WRITTEN INSTRUCTION>
Everything in the listing should be restated word for word.

[Extracted data entries]

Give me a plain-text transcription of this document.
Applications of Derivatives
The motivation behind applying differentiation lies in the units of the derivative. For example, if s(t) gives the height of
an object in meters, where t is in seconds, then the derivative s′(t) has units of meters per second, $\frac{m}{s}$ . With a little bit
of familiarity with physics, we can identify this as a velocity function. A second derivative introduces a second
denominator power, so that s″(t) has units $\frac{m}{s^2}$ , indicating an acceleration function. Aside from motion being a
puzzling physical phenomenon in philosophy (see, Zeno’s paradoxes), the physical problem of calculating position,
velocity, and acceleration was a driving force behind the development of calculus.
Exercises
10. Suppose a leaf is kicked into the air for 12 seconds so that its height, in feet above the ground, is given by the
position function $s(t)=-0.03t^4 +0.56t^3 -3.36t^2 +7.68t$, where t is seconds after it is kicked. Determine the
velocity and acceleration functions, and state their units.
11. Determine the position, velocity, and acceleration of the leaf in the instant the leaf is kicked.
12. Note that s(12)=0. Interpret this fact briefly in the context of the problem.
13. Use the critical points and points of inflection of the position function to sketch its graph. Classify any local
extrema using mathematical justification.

RESULT OF THIS TASK>
Give me a plain-text transcription of this document.
Applications of Derivatives
The motivation behind applying differentiation lies in the units of the derivative. For example, if s(t) gives the height of
an object in meters, where t is in seconds, then the derivative s′(t) has units of meters per second, $\frac{m}{s}$ . With a little bit
of familiarity with physics, we can identify this as a velocity function. A second derivative introduces a second
denominator power, so that s″(t) has units $\frac{m}{s^2}$ , indicating an acceleration function. Aside from motion being a
puzzling physical phenomenon in philosophy (see, Zeno’s paradoxes), the physical problem of calculating position,
velocity, and acceleration was a driving force behind the development of calculus.
Exercises
10. Suppose a leaf is kicked into the air for 12 seconds so that its height, in feet above the ground, is given by the
position function $s(t)=-0.03t^4 +0.56t^3 -3.36t^2 +7.68t$, where t is seconds after it is kicked. Determine the
velocity and acceleration functions, and state their units.
11. Determine the position, velocity, and acceleration of the leaf in the instant the leaf is kicked.
12. Note that s(12)=0. Interpret this fact briefly in the context of the problem.
13. Use the critical points and points of inflection of the position function to sketch its graph. Classify any local
extrema using mathematical justification.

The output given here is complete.